- _Exercise task_: Tally the lines containing the word "Chest" and give the total alone.

- _Records shown_:
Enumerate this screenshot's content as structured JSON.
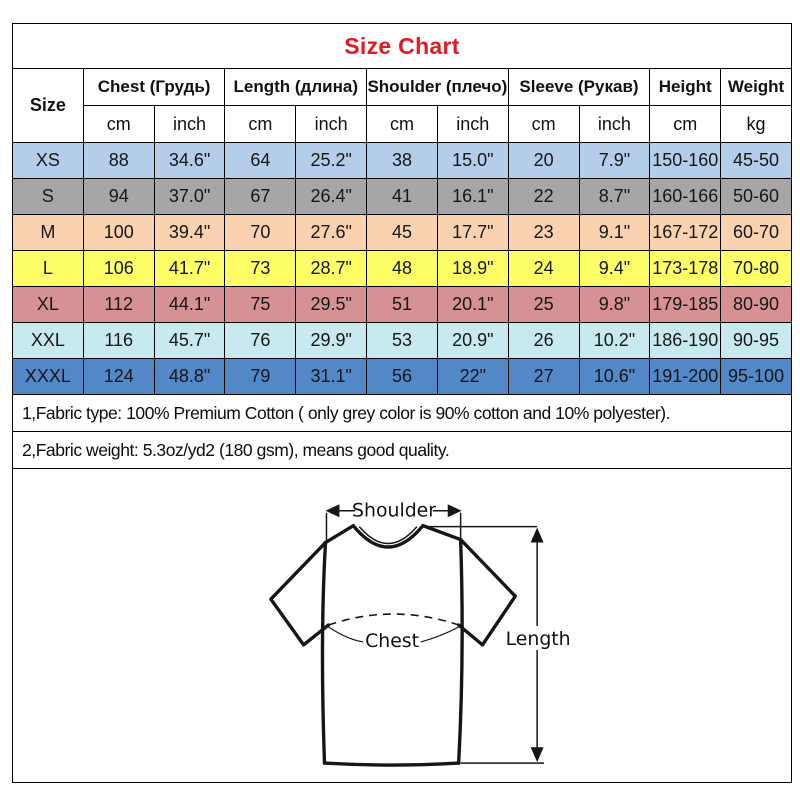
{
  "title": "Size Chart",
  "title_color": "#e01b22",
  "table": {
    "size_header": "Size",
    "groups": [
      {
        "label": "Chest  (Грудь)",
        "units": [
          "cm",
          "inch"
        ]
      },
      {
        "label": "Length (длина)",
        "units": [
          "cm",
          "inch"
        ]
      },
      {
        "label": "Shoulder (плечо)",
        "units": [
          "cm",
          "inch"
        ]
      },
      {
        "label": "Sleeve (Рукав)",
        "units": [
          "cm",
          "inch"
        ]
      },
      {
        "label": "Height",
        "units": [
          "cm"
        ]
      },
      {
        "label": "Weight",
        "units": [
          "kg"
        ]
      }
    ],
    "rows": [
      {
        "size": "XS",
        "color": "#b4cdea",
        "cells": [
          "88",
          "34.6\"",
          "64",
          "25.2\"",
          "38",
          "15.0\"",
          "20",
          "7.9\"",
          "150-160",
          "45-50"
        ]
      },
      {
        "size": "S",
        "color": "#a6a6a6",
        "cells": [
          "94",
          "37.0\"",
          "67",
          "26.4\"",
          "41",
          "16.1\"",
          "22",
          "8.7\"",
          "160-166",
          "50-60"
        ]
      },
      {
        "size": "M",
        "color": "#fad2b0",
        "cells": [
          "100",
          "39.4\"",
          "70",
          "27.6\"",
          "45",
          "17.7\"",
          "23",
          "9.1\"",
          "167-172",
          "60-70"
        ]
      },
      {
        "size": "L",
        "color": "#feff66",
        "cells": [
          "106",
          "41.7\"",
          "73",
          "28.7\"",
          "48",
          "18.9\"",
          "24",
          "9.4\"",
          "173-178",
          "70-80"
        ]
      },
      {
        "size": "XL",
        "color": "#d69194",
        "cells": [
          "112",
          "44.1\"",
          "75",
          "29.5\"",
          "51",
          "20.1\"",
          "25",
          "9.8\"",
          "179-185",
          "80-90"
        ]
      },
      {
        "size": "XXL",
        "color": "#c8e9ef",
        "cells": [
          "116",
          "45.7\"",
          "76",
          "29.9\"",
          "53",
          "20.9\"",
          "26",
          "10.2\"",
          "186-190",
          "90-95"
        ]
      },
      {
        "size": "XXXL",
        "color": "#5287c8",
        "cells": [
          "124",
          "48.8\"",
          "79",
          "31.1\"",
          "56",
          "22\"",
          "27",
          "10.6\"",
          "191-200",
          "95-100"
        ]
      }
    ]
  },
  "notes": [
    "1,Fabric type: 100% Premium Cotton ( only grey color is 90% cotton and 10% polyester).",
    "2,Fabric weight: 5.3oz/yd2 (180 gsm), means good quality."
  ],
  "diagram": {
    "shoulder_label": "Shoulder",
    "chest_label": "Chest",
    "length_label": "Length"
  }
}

- _Finished answer_: 2